Scan the lines below; pull out those with "categories".
--- BEGIN LISTED RECORDS ---
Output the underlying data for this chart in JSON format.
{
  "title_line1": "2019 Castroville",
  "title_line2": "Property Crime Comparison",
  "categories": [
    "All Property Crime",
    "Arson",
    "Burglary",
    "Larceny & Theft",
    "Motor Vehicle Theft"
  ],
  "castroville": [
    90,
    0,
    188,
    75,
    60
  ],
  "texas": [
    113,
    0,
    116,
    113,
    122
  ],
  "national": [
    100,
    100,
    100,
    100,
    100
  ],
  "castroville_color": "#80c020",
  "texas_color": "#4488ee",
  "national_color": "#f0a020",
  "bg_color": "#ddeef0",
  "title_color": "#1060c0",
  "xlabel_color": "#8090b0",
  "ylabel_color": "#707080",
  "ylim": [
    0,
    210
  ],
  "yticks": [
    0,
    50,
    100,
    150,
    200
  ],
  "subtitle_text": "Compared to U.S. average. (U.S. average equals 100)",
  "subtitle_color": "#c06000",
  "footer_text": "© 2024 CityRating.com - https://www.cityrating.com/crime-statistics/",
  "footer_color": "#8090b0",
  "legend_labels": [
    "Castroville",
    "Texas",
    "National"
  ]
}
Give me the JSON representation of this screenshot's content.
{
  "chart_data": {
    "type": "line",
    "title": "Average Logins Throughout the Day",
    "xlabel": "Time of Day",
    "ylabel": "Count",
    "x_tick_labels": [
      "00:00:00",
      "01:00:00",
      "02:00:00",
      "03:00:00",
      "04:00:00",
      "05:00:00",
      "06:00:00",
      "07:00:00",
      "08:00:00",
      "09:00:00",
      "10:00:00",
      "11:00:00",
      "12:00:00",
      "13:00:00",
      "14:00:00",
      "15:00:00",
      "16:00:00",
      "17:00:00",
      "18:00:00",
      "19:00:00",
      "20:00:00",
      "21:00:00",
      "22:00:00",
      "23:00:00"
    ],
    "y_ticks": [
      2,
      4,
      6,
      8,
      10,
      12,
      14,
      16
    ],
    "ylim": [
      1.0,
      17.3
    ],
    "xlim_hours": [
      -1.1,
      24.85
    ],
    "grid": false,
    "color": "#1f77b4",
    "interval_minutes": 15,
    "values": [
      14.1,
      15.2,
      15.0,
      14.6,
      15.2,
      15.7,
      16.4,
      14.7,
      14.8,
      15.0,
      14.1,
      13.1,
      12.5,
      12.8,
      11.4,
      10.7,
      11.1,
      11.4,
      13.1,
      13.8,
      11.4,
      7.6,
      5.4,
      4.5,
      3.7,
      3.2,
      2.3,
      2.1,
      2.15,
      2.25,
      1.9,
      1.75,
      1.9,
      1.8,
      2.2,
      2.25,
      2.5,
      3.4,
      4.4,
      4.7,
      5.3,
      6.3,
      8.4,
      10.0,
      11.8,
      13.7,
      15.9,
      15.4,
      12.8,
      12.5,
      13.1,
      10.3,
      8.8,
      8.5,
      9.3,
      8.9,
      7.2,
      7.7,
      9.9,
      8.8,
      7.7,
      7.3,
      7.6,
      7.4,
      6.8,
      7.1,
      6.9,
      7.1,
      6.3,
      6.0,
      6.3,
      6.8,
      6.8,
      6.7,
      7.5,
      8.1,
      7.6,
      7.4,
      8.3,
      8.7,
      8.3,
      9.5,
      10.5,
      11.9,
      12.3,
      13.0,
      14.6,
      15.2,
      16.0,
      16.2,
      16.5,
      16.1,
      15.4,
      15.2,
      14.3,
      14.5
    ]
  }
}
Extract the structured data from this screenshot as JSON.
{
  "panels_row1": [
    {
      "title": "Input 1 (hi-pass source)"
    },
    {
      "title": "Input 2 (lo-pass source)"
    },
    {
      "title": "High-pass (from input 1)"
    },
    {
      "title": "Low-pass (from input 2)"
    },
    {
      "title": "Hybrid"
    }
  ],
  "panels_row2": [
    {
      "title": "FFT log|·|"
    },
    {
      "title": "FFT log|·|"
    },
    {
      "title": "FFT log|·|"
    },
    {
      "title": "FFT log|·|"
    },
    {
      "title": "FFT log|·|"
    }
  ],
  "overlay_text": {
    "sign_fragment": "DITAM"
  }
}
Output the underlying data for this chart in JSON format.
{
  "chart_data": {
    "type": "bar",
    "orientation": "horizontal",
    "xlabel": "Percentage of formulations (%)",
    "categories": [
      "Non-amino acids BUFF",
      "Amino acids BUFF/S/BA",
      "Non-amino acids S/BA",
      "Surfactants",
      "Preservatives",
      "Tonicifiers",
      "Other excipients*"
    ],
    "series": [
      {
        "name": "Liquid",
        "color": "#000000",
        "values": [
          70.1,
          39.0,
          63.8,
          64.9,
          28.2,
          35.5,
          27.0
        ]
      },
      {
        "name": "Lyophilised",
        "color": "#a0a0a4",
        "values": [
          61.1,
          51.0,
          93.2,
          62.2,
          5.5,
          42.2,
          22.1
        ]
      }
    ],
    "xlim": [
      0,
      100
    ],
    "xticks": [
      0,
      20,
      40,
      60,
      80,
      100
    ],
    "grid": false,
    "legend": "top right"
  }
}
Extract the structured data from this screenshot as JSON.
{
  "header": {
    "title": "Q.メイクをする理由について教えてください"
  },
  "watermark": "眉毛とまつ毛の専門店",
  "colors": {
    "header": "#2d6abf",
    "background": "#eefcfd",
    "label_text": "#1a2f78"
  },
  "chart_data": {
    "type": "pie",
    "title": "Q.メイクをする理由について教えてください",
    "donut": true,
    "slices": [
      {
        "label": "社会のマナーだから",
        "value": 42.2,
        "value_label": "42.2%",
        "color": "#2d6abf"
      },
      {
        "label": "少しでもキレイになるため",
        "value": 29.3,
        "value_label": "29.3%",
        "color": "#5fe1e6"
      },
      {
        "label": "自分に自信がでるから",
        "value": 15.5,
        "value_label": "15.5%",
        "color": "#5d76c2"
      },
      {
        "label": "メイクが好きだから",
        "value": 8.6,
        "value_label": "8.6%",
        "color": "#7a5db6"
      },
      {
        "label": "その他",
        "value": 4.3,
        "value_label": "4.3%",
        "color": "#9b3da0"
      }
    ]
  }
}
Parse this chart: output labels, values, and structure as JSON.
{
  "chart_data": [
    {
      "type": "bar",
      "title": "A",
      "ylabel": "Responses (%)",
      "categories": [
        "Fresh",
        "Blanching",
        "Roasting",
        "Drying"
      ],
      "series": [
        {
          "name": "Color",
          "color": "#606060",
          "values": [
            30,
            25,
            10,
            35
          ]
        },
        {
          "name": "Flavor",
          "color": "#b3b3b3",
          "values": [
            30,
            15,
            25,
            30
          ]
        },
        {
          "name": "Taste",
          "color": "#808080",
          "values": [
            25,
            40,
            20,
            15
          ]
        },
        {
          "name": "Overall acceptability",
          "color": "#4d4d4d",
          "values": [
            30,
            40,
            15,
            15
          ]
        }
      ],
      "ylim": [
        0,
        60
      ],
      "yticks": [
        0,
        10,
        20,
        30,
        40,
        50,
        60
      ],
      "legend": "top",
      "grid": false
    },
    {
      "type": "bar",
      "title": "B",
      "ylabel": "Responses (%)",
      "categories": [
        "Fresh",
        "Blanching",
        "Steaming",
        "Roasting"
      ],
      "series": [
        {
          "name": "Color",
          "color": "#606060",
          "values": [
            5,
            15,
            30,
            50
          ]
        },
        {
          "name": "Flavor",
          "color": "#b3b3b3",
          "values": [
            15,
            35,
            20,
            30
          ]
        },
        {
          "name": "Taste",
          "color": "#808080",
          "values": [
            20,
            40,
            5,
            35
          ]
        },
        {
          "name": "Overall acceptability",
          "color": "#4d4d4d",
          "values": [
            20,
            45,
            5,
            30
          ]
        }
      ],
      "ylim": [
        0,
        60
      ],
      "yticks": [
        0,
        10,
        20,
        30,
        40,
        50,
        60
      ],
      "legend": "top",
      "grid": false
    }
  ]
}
--- END LISTED RECORDS ---
● TASK ANSWER
  "categories": [
    "categories": [
      "categories": [
      "categories": [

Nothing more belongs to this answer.